§ **TASK GOAL**: Beneath this task is a listing; retype all of it exactly.

§ **RECORDS PROVIDED**:
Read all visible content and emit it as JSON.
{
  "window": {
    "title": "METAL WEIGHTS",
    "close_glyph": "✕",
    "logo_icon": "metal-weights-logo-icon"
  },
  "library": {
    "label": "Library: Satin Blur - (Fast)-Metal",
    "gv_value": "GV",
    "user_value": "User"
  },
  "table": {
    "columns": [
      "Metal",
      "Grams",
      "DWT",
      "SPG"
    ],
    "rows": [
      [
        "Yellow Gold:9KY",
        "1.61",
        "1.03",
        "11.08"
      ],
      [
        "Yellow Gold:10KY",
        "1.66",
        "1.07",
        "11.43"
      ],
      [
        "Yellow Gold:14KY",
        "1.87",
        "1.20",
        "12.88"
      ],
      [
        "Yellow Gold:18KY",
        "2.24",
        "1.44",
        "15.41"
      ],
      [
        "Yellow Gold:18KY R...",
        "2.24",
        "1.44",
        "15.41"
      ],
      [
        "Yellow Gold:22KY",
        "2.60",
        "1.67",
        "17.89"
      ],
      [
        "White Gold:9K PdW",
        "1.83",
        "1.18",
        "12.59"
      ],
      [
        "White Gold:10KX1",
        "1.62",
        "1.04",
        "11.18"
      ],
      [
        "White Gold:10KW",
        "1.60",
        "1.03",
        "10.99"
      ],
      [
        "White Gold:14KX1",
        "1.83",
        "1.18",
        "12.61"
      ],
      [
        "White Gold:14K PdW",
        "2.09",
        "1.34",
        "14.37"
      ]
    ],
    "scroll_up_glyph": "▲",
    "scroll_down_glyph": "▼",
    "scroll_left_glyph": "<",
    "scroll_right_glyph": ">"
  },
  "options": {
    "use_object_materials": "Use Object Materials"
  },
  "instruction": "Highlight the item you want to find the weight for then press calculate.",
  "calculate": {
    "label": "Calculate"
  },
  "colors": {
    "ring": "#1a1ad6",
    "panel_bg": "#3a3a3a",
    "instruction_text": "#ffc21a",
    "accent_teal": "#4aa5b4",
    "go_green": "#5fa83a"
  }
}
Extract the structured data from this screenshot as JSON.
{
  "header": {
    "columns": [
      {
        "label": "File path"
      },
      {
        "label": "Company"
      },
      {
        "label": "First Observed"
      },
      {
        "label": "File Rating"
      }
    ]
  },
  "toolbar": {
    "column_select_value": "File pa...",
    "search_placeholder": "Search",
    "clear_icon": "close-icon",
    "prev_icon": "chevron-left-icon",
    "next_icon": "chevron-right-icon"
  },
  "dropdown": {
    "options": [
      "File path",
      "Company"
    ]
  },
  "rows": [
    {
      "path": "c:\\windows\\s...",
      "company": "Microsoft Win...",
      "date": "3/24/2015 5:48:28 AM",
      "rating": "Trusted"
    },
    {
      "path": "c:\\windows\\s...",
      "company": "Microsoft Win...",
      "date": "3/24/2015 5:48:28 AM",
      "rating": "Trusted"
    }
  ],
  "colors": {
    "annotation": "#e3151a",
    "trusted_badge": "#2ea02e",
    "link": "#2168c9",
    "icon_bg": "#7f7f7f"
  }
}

§ **WRITTEN RESPONSE**:
Read all visible content and emit it as JSON.
{
  "window": {
    "title": "METAL WEIGHTS",
    "close_glyph": "✕",
    "logo_icon": "metal-weights-logo-icon"
  },
  "library": {
    "label": "Library: Satin Blur - (Fast)-Metal",
    "gv_value": "GV",
    "user_value": "User"
  },
  "table": {
    "columns": [
      "Metal",
      "Grams",
      "DWT",
      "SPG"
    ],
    "rows": [
      [
        "Yellow Gold:9KY",
        "1.61",
        "1.03",
        "11.08"
      ],
      [
        "Yellow Gold:10KY",
        "1.66",
        "1.07",
        "11.43"
      ],
      [
        "Yellow Gold:14KY",
        "1.87",
        "1.20",
        "12.88"
      ],
      [
        "Yellow Gold:18KY",
        "2.24",
        "1.44",
        "15.41"
      ],
      [
        "Yellow Gold:18KY R...",
        "2.24",
        "1.44",
        "15.41"
      ],
      [
        "Yellow Gold:22KY",
        "2.60",
        "1.67",
        "17.89"
      ],
      [
        "White Gold:9K PdW",
        "1.83",
        "1.18",
        "12.59"
      ],
      [
        "White Gold:10KX1",
        "1.62",
        "1.04",
        "11.18"
      ],
      [
        "White Gold:10KW",
        "1.60",
        "1.03",
        "10.99"
      ],
      [
        "White Gold:14KX1",
        "1.83",
        "1.18",
        "12.61"
      ],
      [
        "White Gold:14K PdW",
        "2.09",
        "1.34",
        "14.37"
      ]
    ],
    "scroll_up_glyph": "▲",
    "scroll_down_glyph": "▼",
    "scroll_left_glyph": "<",
    "scroll_right_glyph": ">"
  },
  "options": {
    "use_object_materials": "Use Object Materials"
  },
  "instruction": "Highlight the item you want to find the weight for then press calculate.",
  "calculate": {
    "label": "Calculate"
  },
  "colors": {
    "ring": "#1a1ad6",
    "panel_bg": "#3a3a3a",
    "instruction_text": "#ffc21a",
    "accent_teal": "#4aa5b4",
    "go_green": "#5fa83a"
  }
}
Extract the structured data from this screenshot as JSON.
{
  "header": {
    "columns": [
      {
        "label": "File path"
      },
      {
        "label": "Company"
      },
      {
        "label": "First Observed"
      },
      {
        "label": "File Rating"
      }
    ]
  },
  "toolbar": {
    "column_select_value": "File pa...",
    "search_placeholder": "Search",
    "clear_icon": "close-icon",
    "prev_icon": "chevron-left-icon",
    "next_icon": "chevron-right-icon"
  },
  "dropdown": {
    "options": [
      "File path",
      "Company"
    ]
  },
  "rows": [
    {
      "path": "c:\\windows\\s...",
      "company": "Microsoft Win...",
      "date": "3/24/2015 5:48:28 AM",
      "rating": "Trusted"
    },
    {
      "path": "c:\\windows\\s...",
      "company": "Microsoft Win...",
      "date": "3/24/2015 5:48:28 AM",
      "rating": "Trusted"
    }
  ],
  "colors": {
    "annotation": "#e3151a",
    "trusted_badge": "#2ea02e",
    "link": "#2168c9",
    "icon_bg": "#7f7f7f"
  }
}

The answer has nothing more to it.